Look through the records that follow. Copy every line containing the word "icon".

(begin)

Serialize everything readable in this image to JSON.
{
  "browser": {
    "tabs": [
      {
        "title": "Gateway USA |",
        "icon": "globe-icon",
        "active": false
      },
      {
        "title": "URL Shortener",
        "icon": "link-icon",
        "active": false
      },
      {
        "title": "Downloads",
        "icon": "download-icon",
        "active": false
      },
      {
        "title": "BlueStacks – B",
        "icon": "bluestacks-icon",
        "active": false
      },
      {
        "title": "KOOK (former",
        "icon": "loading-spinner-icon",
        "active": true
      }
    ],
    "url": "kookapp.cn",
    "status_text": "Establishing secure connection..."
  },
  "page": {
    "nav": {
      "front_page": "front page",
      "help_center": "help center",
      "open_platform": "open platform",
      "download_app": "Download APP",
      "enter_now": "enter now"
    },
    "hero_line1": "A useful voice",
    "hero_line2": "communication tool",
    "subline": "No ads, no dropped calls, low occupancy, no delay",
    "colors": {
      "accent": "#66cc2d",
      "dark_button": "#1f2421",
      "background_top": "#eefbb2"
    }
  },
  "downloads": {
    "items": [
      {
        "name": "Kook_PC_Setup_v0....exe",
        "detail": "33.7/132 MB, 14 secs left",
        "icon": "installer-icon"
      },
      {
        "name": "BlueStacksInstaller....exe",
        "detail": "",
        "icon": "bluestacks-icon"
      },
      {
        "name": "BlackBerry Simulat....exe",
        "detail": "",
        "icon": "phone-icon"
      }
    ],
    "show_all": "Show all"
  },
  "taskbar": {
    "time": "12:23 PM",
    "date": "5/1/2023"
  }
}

(end)

THE ANSWER:
        "icon": "globe-icon",
        "icon": "link-icon",
        "icon": "download-icon",
        "icon": "bluestacks-icon",
        "icon": "loading-spinner-icon",
        "icon": "installer-icon"
        "icon": "bluestacks-icon"
        "icon": "phone-icon"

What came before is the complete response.